Copy each line with the word "values" in it.

## Begin

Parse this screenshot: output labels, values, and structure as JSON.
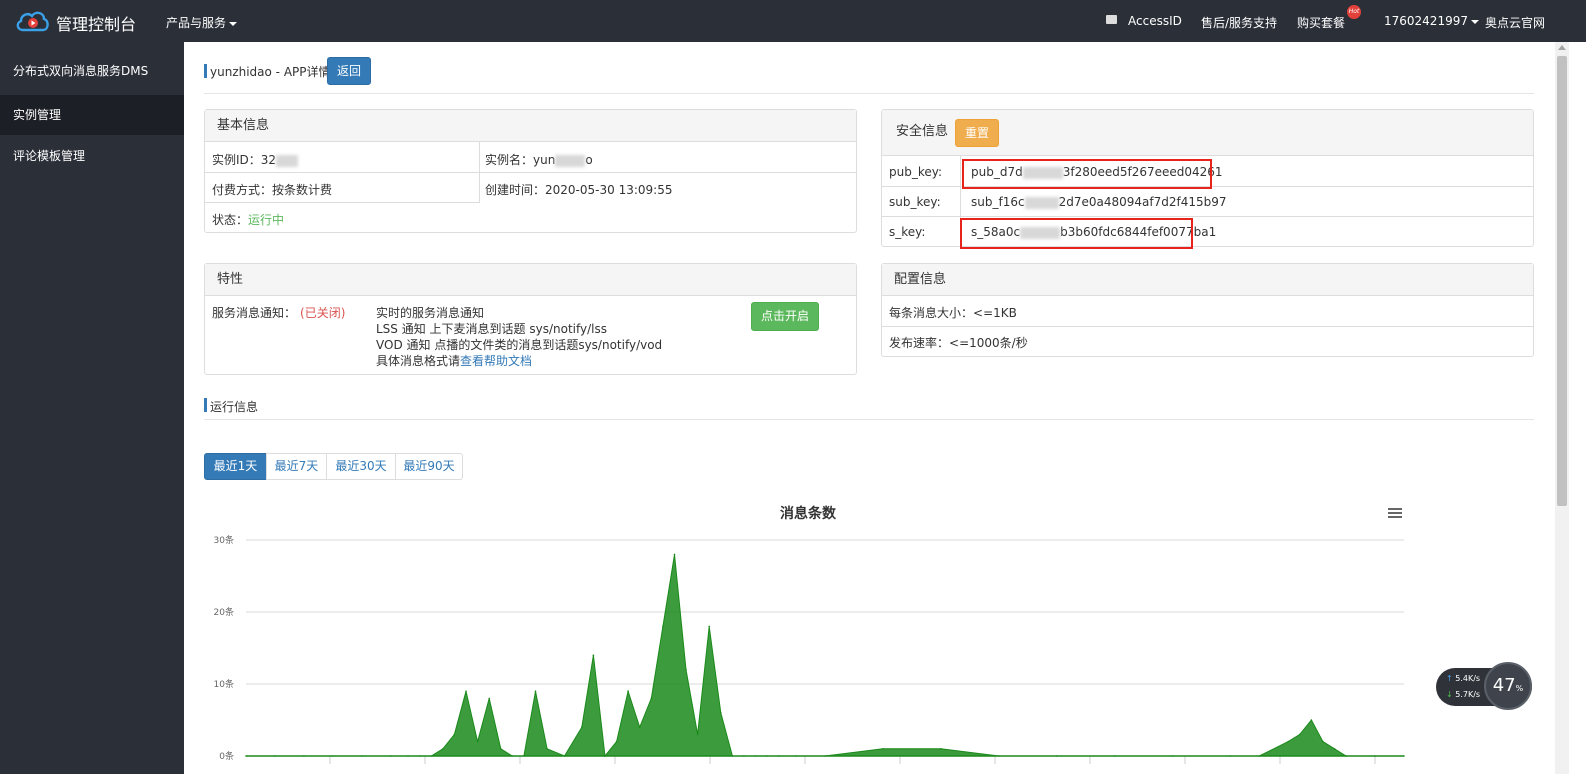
{
  "topbar": {
    "brand": "管理控制台",
    "products_menu": "产品与服务",
    "access_id": "AccessID",
    "support": "售后/服务支持",
    "buy": "购买套餐",
    "hot_badge": "Hot",
    "user": "17602421997",
    "website": "奥点云官网"
  },
  "sidebar": {
    "title": "分布式双向消息服务DMS",
    "items": [
      {
        "label": "实例管理",
        "active": true
      },
      {
        "label": "评论模板管理",
        "active": false
      }
    ]
  },
  "page": {
    "title": "yunzhidao - APP详情",
    "back_button": "返回"
  },
  "basic_info": {
    "header": "基本信息",
    "instance_id_label": "实例ID：",
    "instance_id_value": "32",
    "instance_name_label": "实例名：",
    "instance_name_value_prefix": "yun",
    "instance_name_value_suffix": "o",
    "billing_label": "付费方式：",
    "billing_value": "按条数计费",
    "created_label": "创建时间：",
    "created_value": "2020-05-30 13:09:55",
    "status_label": "状态：",
    "status_value": "运行中"
  },
  "security_info": {
    "header": "安全信息",
    "reset_button": "重置",
    "pub_key_label": "pub_key:",
    "pub_key_prefix": "pub_d7d",
    "pub_key_suffix": "3f280eed5f267eeed04261",
    "sub_key_label": "sub_key:",
    "sub_key_prefix": "sub_f16c",
    "sub_key_suffix": "2d7e0a48094af7d2f415b97",
    "s_key_label": "s_key:",
    "s_key_prefix": "s_58a0c",
    "s_key_suffix": "b3b60fdc6844fef0077ba1"
  },
  "features": {
    "header": "特性",
    "service_notify_label": "服务消息通知：",
    "service_notify_status": "(已关闭)",
    "desc_line1": "实时的服务消息通知",
    "desc_line2": "LSS 通知 上下麦消息到话题 sys/notify/lss",
    "desc_line3": "VOD 通知 点播的文件类的消息到话题sys/notify/vod",
    "desc_line4_prefix": "具体消息格式请",
    "desc_line4_link": "查看帮助文档",
    "open_button": "点击开启"
  },
  "config_info": {
    "header": "配置信息",
    "msg_size_label": "每条消息大小：",
    "msg_size_value": "<=1KB",
    "rate_label": "发布速率：",
    "rate_value": "<=1000条/秒"
  },
  "run_info": {
    "title": "运行信息",
    "range_buttons": [
      {
        "label": "最近1天",
        "active": true
      },
      {
        "label": "最近7天",
        "active": false
      },
      {
        "label": "最近30天",
        "active": false
      },
      {
        "label": "最近90天",
        "active": false
      }
    ]
  },
  "speed_widget": {
    "up": "5.4",
    "down": "5.7",
    "unit": "K/s",
    "percent": "47",
    "percent_sign": "%"
  },
  "chart_data": {
    "type": "area",
    "title": "消息条数",
    "y_tick_labels": [
      "30条",
      "20条",
      "10条",
      "0条"
    ],
    "ylim": [
      0,
      30
    ],
    "grid": true,
    "series_color": "#1a8a1a",
    "x": [
      0,
      5,
      10,
      15,
      20,
      25,
      28,
      30,
      32,
      34,
      36,
      38,
      40,
      42,
      44,
      46,
      48,
      50,
      52,
      55,
      58,
      60,
      62,
      64,
      66,
      68,
      70,
      72,
      74,
      76,
      78,
      80,
      82,
      84,
      86,
      88,
      90,
      92,
      95,
      100,
      110,
      120,
      130,
      140,
      150,
      160,
      170,
      175,
      180,
      182,
      184,
      186,
      188,
      190,
      195,
      200
    ],
    "values": [
      0,
      0,
      0,
      0,
      0,
      0,
      0,
      0,
      0,
      1,
      3,
      9,
      2,
      8,
      1,
      0,
      0,
      9,
      1,
      0,
      4,
      14,
      0,
      2,
      9,
      4,
      8,
      18,
      28,
      12,
      3,
      18,
      6,
      0,
      0,
      0,
      0,
      0,
      0,
      0,
      1,
      1,
      0,
      0,
      0,
      0,
      0,
      0,
      2,
      3,
      5,
      2,
      1,
      0,
      0,
      0
    ]
  }
}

## End

— Exercise answer —
Parse this screenshot: output labels, values, and structure as JSON.
    "values": [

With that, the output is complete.